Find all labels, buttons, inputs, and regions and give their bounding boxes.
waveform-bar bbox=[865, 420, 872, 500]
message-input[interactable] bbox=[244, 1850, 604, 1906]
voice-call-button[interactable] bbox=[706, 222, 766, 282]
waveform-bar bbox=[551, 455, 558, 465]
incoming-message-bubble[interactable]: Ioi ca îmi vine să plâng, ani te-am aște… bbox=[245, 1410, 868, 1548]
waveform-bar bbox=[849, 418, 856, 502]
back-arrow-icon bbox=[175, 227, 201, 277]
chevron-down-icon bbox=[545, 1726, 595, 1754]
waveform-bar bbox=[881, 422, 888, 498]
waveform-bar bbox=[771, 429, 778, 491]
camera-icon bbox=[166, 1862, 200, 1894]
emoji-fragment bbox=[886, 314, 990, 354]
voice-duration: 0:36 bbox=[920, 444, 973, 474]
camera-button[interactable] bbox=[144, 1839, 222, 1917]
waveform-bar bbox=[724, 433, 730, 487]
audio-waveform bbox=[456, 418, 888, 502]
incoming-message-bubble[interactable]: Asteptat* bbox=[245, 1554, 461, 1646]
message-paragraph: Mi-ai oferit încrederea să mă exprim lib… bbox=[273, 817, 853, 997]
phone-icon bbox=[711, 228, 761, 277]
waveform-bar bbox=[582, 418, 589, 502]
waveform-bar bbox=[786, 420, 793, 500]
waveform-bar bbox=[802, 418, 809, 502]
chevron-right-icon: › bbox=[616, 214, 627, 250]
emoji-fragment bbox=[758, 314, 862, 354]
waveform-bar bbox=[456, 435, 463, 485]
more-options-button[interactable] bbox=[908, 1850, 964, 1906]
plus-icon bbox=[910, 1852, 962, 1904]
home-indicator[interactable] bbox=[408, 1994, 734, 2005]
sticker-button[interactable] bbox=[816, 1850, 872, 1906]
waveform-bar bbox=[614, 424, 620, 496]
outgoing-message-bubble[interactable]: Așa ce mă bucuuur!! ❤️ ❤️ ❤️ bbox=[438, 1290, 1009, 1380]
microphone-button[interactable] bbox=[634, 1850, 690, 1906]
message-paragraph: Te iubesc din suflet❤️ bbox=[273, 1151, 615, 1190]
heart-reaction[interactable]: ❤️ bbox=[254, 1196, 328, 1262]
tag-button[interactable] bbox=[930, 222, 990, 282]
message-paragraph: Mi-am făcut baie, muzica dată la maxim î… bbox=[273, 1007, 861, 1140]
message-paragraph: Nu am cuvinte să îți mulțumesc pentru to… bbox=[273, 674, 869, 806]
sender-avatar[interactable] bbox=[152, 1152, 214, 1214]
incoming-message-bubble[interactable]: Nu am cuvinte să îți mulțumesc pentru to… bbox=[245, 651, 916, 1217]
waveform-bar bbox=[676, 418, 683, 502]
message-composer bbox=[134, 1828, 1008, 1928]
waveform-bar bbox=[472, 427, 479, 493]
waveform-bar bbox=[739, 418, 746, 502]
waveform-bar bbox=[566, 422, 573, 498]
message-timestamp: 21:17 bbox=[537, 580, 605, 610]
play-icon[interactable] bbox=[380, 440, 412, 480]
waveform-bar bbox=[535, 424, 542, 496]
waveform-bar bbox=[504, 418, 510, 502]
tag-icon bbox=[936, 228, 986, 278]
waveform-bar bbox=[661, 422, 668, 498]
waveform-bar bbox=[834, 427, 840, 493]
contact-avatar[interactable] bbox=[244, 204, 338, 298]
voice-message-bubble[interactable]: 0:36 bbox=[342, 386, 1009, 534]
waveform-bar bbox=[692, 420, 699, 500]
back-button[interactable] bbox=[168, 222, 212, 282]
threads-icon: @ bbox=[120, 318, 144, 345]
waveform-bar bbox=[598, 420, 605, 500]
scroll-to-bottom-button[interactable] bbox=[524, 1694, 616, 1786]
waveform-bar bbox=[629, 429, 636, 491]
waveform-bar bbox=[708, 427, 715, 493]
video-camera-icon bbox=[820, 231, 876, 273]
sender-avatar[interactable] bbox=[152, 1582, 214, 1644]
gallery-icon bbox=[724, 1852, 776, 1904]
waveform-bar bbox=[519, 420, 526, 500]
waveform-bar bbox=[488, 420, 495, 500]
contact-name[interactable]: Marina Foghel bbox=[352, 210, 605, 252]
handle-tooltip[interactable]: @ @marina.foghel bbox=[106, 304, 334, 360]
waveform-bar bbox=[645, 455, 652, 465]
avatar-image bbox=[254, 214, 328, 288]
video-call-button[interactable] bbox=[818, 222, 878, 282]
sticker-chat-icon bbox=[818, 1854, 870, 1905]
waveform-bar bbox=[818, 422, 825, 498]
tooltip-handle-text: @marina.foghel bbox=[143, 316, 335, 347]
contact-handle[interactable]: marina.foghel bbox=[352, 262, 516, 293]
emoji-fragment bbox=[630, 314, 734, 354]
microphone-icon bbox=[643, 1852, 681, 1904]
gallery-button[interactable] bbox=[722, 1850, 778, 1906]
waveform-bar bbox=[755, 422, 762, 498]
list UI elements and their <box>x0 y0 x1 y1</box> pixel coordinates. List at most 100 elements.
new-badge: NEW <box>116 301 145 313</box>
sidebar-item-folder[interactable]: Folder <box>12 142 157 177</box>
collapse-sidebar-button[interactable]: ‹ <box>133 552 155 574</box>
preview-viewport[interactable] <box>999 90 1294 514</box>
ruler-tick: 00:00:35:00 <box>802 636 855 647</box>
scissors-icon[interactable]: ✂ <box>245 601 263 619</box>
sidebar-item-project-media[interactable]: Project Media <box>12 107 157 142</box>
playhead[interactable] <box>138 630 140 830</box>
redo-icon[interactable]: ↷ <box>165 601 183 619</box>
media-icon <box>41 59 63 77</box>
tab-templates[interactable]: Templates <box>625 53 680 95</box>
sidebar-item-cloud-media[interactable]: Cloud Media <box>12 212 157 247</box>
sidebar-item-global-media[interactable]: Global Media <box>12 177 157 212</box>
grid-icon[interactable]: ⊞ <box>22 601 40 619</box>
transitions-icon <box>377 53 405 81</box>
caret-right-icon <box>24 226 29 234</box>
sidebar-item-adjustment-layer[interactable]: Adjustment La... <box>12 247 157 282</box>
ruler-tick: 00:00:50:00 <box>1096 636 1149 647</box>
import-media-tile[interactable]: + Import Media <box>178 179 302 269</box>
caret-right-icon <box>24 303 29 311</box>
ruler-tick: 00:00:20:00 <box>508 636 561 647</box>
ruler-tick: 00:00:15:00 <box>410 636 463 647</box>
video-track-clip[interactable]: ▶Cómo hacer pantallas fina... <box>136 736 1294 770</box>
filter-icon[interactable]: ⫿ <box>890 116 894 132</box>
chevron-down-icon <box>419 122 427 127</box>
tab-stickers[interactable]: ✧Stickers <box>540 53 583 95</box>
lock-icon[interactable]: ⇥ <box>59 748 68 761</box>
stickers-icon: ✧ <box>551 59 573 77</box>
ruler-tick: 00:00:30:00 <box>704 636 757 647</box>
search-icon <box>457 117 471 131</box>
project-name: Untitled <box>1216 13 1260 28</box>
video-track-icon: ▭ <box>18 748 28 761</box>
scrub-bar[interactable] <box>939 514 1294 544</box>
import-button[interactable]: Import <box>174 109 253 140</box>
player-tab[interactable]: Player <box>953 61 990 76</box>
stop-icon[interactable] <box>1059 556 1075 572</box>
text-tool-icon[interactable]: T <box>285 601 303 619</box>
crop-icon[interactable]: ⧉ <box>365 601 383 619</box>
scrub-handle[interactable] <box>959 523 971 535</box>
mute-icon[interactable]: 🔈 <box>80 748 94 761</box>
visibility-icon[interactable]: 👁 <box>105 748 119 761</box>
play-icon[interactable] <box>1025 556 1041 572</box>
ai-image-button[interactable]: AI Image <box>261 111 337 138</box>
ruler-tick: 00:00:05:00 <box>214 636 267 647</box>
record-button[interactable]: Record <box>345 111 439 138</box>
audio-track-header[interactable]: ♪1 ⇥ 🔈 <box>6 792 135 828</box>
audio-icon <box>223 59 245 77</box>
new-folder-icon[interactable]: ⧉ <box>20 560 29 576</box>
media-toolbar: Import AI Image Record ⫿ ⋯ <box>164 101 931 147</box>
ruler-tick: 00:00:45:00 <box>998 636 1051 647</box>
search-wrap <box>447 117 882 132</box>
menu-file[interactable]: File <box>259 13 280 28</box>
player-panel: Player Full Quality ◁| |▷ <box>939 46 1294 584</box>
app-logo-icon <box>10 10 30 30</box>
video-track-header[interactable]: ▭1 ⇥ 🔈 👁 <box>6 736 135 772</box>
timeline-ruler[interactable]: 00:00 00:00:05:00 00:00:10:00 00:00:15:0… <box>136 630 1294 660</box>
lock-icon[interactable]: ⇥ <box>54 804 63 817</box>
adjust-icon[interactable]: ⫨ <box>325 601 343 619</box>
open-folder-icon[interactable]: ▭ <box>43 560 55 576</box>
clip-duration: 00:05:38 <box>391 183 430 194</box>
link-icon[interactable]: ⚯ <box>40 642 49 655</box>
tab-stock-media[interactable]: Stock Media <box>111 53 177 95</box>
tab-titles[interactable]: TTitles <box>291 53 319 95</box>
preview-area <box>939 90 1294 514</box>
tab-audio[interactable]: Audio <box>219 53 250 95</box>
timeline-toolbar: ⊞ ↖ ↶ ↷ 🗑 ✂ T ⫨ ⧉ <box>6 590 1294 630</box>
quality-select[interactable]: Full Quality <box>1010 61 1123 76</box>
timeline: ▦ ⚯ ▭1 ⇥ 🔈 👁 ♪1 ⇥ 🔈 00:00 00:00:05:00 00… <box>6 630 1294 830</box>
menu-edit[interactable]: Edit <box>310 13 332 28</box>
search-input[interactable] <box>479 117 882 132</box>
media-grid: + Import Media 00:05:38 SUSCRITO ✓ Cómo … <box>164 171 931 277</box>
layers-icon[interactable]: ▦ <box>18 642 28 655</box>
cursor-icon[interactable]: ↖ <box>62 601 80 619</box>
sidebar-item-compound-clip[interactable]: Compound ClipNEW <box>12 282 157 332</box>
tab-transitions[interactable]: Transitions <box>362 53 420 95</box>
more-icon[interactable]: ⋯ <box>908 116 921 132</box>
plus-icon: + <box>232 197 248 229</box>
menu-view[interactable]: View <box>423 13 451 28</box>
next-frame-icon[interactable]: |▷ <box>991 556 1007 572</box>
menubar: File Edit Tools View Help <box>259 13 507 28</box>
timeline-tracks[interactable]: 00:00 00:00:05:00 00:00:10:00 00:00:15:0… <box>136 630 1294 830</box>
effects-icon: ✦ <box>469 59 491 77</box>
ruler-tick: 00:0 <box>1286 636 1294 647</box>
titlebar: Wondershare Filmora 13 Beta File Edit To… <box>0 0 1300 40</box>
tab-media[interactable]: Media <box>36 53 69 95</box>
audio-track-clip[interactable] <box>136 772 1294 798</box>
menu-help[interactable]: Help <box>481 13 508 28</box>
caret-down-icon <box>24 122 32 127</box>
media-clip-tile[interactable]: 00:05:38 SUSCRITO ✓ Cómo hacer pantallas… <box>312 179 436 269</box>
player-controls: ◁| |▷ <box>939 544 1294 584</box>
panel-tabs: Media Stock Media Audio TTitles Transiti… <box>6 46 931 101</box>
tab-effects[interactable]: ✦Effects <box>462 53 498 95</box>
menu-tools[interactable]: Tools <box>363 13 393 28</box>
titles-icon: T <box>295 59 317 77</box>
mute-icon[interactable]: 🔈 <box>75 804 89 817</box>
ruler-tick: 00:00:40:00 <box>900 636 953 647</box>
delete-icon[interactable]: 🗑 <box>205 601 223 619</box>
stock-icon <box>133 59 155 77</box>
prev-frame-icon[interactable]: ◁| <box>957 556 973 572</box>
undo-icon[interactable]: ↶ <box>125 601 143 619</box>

→ **WHAT TO WORK ON**: Duplicate the rows from the first one down to the line that contains "waveform-bar bbox=[551, 455, 558, 465]", with both of those lines included.

→ **EXPECTED OUTPUT**:
Find all labels, buttons, inputs, and regions and give their bounding boxes.
waveform-bar bbox=[865, 420, 872, 500]
message-input[interactable] bbox=[244, 1850, 604, 1906]
voice-call-button[interactable] bbox=[706, 222, 766, 282]
waveform-bar bbox=[551, 455, 558, 465]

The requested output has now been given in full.